▶ **Problem to work on**: Pick out each line in these entries that contains the string "Days".

Figure dataset records

· · · ·

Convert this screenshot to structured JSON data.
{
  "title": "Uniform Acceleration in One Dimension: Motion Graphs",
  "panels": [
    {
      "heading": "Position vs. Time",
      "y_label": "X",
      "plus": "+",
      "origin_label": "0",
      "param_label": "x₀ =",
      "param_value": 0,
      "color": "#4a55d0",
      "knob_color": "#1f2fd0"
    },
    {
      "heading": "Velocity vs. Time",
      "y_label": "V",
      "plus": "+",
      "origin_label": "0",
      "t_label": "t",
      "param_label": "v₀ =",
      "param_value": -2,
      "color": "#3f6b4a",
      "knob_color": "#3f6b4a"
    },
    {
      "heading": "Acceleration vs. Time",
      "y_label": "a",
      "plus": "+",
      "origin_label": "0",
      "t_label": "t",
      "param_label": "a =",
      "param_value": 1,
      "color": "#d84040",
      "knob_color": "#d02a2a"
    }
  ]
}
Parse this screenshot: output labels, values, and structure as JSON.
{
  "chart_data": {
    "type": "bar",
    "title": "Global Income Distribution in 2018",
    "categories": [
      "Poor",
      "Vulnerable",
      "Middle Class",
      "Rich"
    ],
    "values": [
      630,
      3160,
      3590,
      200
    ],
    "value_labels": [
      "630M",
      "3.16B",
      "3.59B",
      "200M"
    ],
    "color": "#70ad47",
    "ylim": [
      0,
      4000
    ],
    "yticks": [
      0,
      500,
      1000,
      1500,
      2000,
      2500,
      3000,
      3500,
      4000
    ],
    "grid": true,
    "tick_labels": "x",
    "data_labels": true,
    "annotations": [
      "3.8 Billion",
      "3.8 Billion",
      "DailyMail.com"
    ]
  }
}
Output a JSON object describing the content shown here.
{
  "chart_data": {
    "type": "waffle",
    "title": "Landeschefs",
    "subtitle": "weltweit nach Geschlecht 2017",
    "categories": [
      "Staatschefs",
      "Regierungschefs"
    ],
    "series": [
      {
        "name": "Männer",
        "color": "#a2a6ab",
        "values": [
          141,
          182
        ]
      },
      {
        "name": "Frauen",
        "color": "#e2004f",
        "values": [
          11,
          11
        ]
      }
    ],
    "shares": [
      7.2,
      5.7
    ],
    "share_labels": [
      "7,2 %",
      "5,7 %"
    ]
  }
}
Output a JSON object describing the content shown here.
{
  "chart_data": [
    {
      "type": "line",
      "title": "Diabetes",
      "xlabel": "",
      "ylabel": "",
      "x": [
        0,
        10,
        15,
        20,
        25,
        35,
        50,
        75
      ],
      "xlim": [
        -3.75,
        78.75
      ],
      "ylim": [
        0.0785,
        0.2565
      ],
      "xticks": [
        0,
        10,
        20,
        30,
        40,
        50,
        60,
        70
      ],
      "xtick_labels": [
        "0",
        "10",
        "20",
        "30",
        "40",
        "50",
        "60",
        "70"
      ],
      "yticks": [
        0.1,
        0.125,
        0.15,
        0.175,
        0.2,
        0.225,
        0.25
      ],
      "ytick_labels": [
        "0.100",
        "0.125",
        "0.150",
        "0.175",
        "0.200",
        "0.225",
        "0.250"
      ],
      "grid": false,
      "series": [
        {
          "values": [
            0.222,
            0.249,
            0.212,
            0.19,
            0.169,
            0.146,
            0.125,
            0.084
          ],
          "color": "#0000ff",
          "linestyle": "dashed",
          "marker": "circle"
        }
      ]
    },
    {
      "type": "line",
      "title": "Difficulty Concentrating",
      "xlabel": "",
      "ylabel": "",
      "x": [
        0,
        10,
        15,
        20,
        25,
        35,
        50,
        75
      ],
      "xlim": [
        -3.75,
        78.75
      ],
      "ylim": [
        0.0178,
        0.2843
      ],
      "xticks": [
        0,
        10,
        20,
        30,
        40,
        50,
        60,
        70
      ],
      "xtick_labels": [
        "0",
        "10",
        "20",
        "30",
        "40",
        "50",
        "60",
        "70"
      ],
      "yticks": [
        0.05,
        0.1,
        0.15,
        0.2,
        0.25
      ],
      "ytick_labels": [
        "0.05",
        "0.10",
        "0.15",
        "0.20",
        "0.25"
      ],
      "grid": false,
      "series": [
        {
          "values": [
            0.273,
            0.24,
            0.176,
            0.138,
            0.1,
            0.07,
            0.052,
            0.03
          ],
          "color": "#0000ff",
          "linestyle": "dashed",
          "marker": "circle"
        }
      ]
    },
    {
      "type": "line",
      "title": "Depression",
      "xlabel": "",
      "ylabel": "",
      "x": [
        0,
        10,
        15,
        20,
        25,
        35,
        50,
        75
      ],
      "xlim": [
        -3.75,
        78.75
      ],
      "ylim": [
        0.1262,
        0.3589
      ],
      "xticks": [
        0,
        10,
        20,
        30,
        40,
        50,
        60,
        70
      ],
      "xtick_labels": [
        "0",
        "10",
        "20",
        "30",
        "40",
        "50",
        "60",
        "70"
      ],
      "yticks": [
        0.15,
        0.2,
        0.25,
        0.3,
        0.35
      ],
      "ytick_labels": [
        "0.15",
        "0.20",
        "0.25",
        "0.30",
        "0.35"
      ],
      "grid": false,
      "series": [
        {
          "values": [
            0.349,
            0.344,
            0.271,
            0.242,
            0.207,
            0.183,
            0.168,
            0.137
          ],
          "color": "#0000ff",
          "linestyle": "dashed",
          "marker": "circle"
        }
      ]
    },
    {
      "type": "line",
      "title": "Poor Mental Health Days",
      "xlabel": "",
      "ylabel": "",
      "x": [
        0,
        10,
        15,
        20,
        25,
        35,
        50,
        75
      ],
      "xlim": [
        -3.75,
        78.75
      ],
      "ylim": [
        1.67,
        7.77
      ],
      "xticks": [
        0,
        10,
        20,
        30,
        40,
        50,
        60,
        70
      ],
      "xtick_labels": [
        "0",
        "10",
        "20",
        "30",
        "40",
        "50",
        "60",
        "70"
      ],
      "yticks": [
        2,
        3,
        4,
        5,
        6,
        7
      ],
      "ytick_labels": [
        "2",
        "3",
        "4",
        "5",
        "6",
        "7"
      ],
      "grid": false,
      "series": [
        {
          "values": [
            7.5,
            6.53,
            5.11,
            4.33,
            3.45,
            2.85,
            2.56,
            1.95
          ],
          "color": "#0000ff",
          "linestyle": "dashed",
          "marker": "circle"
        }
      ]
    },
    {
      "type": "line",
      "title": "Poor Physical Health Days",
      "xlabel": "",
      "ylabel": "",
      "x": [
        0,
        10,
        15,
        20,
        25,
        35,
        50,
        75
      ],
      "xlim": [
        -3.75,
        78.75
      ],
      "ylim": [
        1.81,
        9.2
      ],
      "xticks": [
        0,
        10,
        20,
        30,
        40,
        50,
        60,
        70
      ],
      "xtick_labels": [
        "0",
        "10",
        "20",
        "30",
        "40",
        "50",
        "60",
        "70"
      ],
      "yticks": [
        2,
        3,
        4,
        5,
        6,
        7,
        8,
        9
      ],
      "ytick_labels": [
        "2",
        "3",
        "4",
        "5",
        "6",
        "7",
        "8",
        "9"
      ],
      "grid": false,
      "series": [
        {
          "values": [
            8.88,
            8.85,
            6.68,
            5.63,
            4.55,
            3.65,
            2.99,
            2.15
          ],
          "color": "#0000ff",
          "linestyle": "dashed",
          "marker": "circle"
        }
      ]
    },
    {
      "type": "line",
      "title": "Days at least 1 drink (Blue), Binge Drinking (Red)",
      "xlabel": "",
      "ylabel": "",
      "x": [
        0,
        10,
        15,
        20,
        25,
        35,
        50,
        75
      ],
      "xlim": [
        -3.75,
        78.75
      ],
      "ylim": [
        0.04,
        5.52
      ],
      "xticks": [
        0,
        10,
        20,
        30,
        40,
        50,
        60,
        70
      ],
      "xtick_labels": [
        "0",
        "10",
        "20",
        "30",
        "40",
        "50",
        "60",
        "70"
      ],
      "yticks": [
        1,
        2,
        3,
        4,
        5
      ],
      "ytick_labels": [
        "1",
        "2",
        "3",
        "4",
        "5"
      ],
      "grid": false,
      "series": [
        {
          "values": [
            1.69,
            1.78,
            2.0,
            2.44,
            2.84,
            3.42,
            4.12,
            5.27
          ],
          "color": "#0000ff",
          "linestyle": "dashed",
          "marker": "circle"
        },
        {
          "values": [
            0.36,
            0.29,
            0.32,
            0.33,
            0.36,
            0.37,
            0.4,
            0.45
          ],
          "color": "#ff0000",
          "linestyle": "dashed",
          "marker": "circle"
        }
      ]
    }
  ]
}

· · · ·

▶ **Result of this task**:
      "title": "Poor Mental Health Days",
      "title": "Poor Physical Health Days",
      "title": "Days at least 1 drink (Blue), Binge Drinking (Red)",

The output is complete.